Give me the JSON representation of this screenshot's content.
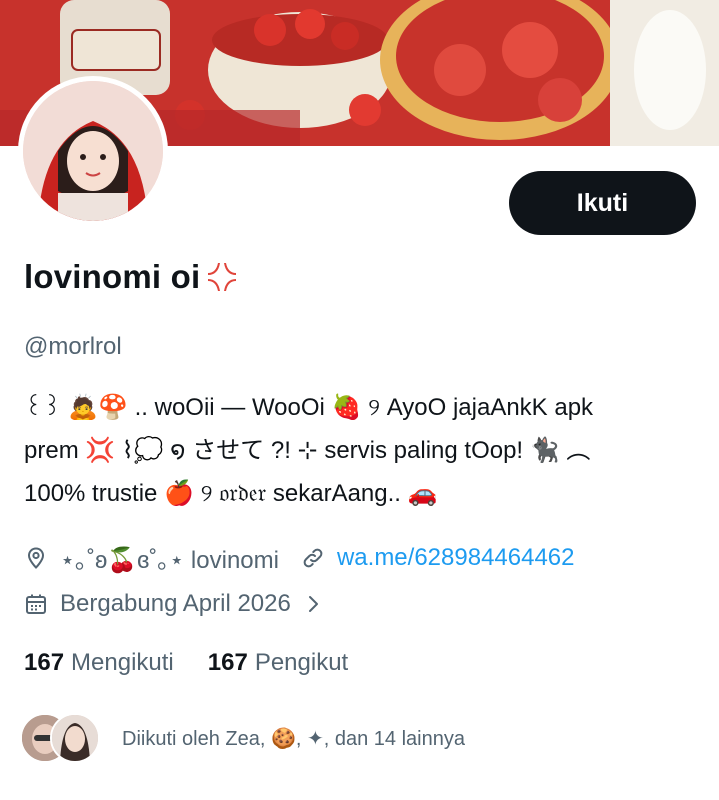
{
  "profile": {
    "follow_label": "Ikuti",
    "display_name": "lovinomi oi",
    "handle": "@morlrol",
    "bio": [
      "꒰꒱ 🙇🍄 ..  woOii — WooOi 🍓 ୨  AyoO jajaAnkK apk",
      "prem 💢 ⌇💭 ໑  させて ?! ⊹ servis paling tOop! 🐈‍⬛ ︵",
      "100% trustie 🍎 ୨  𝔬𝔯𝔡𝔢𝔯 sekarAang.. 🚗"
    ],
    "location": "⋆｡˚ʚ🍒ɞ˚｡⋆ lovinomi",
    "website": "wa.me/628984464462",
    "joined": "Bergabung April 2026",
    "following_count": "167",
    "following_label": "Mengikuti",
    "followers_count": "167",
    "followers_label": "Pengikut",
    "followed_by": "Diikuti oleh Zea, 🍪, ✦, dan 14 lainnya"
  },
  "colors": {
    "text": "#0f1419",
    "secondary": "#536471",
    "link": "#1d9bf0",
    "button": "#0f1419"
  },
  "icons": [
    "anger-icon",
    "location-icon",
    "link-icon",
    "calendar-icon",
    "chevron-right-icon"
  ]
}
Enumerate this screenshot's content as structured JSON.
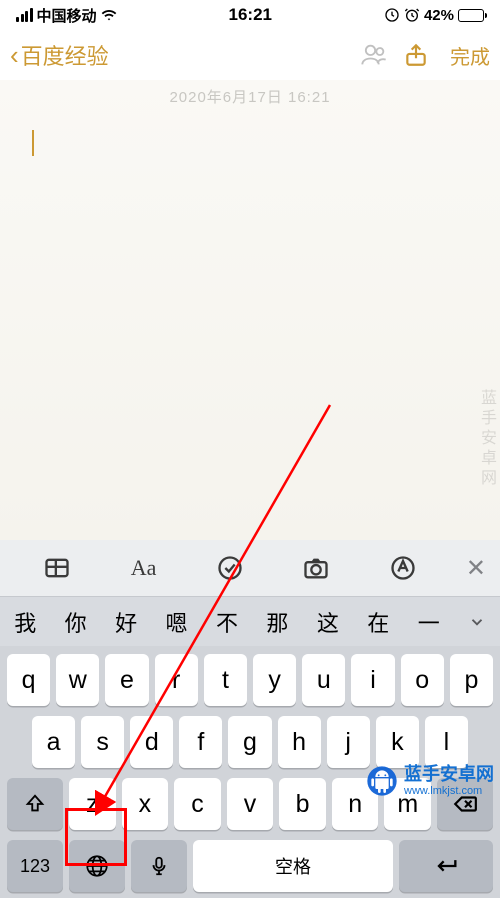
{
  "status": {
    "carrier": "中国移动",
    "time": "16:21",
    "battery_pct": "42%"
  },
  "nav": {
    "back_label": "百度经验",
    "done_label": "完成"
  },
  "note": {
    "timestamp": "2020年6月17日 16:21"
  },
  "format_bar": {
    "aa": "Aa"
  },
  "candidates": [
    "我",
    "你",
    "好",
    "嗯",
    "不",
    "那",
    "这",
    "在",
    "一"
  ],
  "keyboard": {
    "row1": [
      "q",
      "w",
      "e",
      "r",
      "t",
      "y",
      "u",
      "i",
      "o",
      "p"
    ],
    "row2": [
      "a",
      "s",
      "d",
      "f",
      "g",
      "h",
      "j",
      "k",
      "l"
    ],
    "row3": [
      "z",
      "x",
      "c",
      "v",
      "b",
      "n",
      "m"
    ],
    "num_label": "123",
    "space_label": "空格",
    "return_glyph": "↵"
  },
  "watermark": {
    "title": "蓝手安卓网",
    "url": "www.lmkjst.com",
    "vertical": "蓝手安卓网"
  }
}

==*==

Output the line containing "Enumerate this screenshot's" along with every line after it to the end of the material, exactly as written, but without pictures.

__Written answer__.
Enumerate this screenshot's content as structured JSON.
{
  "status": {
    "carrier": "中国移动",
    "time": "16:21",
    "battery_pct": "42%"
  },
  "nav": {
    "back_label": "百度经验",
    "done_label": "完成"
  },
  "note": {
    "timestamp": "2020年6月17日 16:21"
  },
  "format_bar": {
    "aa": "Aa"
  },
  "candidates": [
    "我",
    "你",
    "好",
    "嗯",
    "不",
    "那",
    "这",
    "在",
    "一"
  ],
  "keyboard": {
    "row1": [
      "q",
      "w",
      "e",
      "r",
      "t",
      "y",
      "u",
      "i",
      "o",
      "p"
    ],
    "row2": [
      "a",
      "s",
      "d",
      "f",
      "g",
      "h",
      "j",
      "k",
      "l"
    ],
    "row3": [
      "z",
      "x",
      "c",
      "v",
      "b",
      "n",
      "m"
    ],
    "num_label": "123",
    "space_label": "空格",
    "return_glyph": "↵"
  },
  "watermark": {
    "title": "蓝手安卓网",
    "url": "www.lmkjst.com",
    "vertical": "蓝手安卓网"
  }
}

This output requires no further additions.